Shorten the paragraph in the forum thread below that begins "I can't really come up" while keeping its main facts.

**Selected text**.
★ ★ ★ ★

Swordsman of Mana said:


> @Wake
> no, too punkish. I really don't like most rock music at all. try something more heroic or dramatic


Haha, my music list is too narrow. You wouldn't have been happy with the alternatives. Deal with it


----------



## Swordsman of Mana (Jan 7, 2011)

Wake said:


> Haha, my music list is too narrow. You wouldn't have been happy with the alternatives. Deal with it


if your repertoire includes only punk, rock, contemporary etc...you don't have a theme song in your arsenal worthy of me


----------



## Spades (Aug 31, 2011)

Wake said:


> .


 One of my favourite things to do is adventuring in the dead of the night =)

I can't really come up with theme songs for people as most of what I listen to doesn't have lyrics.

My own would prooobably be something along the lines of:




or:


----------



## Wake (Aug 31, 2009)

★ ★ ★ ★

**Recorded data**.

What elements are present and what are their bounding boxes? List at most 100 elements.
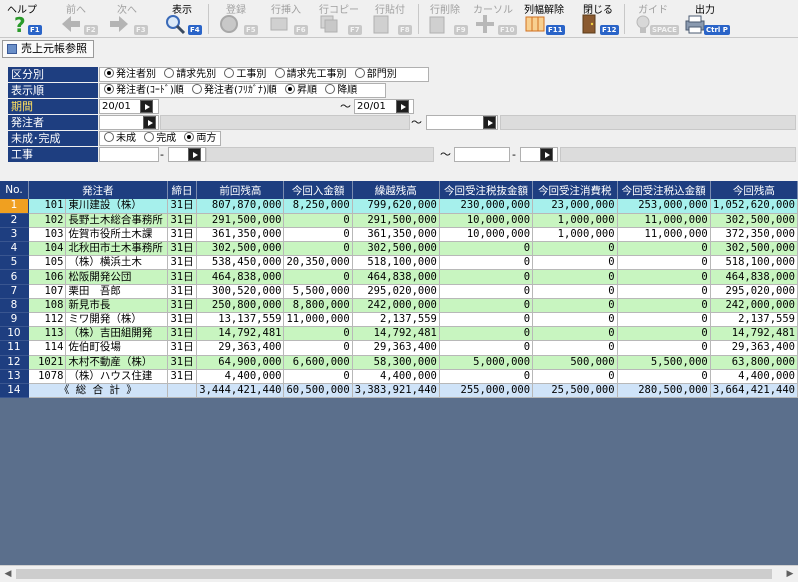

★ ★ ★ ★

**The solution**.
Most of my music has no lyrics, so I can't pick theme songs for others.